■ **SHORT TASK**
Each entry below is to be written out exactly, and the pictures are to be left out.

═════ EXERCISE MATERIAL

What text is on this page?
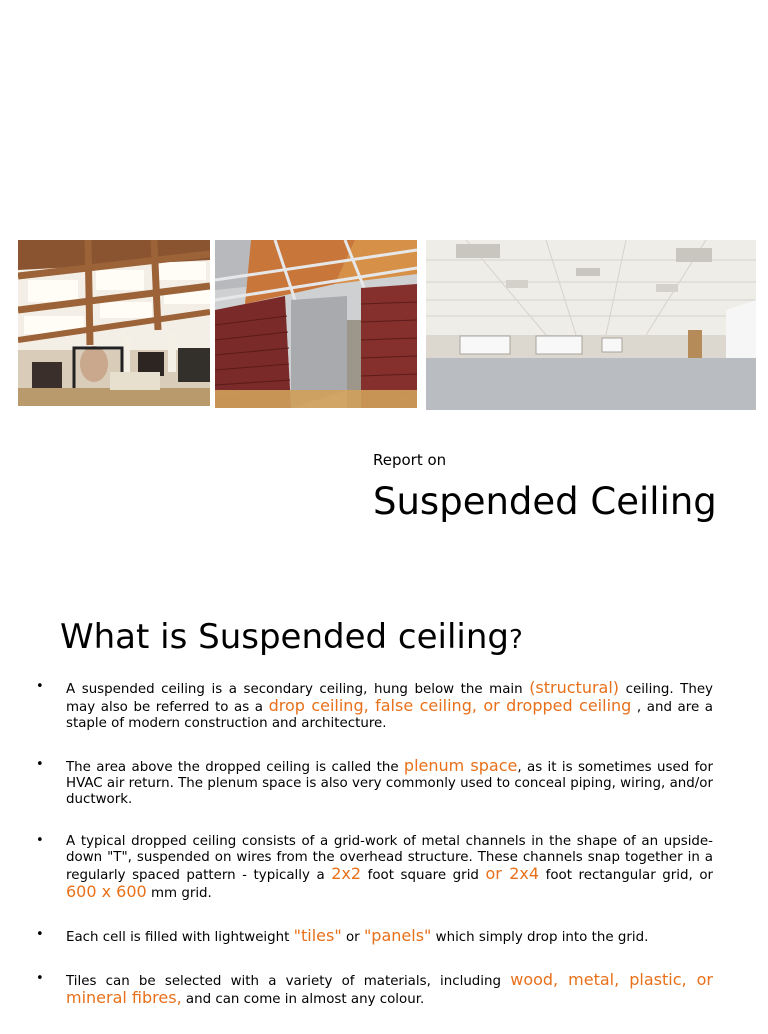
Report on
Suspended Ceiling
What is Suspended ceiling?
• A suspended ceiling is a secondary ceiling, hung below the main (structural) ceiling. They may also be referred to as a drop ceiling, false ceiling, or dropped ceiling , and are a staple of modern construction and architecture.
• The area above the dropped ceiling is called the plenum space, as it is sometimes used for HVAC air return. The plenum space is also very commonly used to conceal piping, wiring, and/or ductwork.
• A typical dropped ceiling consists of a grid-work of metal channels in the shape of an upside-down "T", suspended on wires from the overhead structure. These channels snap together in a regularly spaced pattern - typically a 2x2 foot square grid or 2x4 foot rectangular grid, or 600 x 600 mm grid.
• Each cell is filled with lightweight "tiles" or "panels" which simply drop into the grid.
• Tiles can be selected with a variety of materials, including wood, metal, plastic, or mineral fibres, and can come in almost any colour.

══════════

■ **SOLUTION FOR THIS TASK**
What text is on this page?
Report on
Suspended Ceiling
What is Suspended ceiling?
• A suspended ceiling is a secondary ceiling, hung below the main (structural) ceiling. They may also be referred to as a drop ceiling, false ceiling, or dropped ceiling , and are a staple of modern construction and architecture.
• The area above the dropped ceiling is called the plenum space, as it is sometimes used for HVAC air return. The plenum space is also very commonly used to conceal piping, wiring, and/or ductwork.
• A typical dropped ceiling consists of a grid-work of metal channels in the shape of an upside-down "T", suspended on wires from the overhead structure. These channels snap together in a regularly spaced pattern - typically a 2x2 foot square grid or 2x4 foot rectangular grid, or 600 x 600 mm grid.
• Each cell is filled with lightweight "tiles" or "panels" which simply drop into the grid.
• Tiles can be selected with a variety of materials, including wood, metal, plastic, or mineral fibres, and can come in almost any colour.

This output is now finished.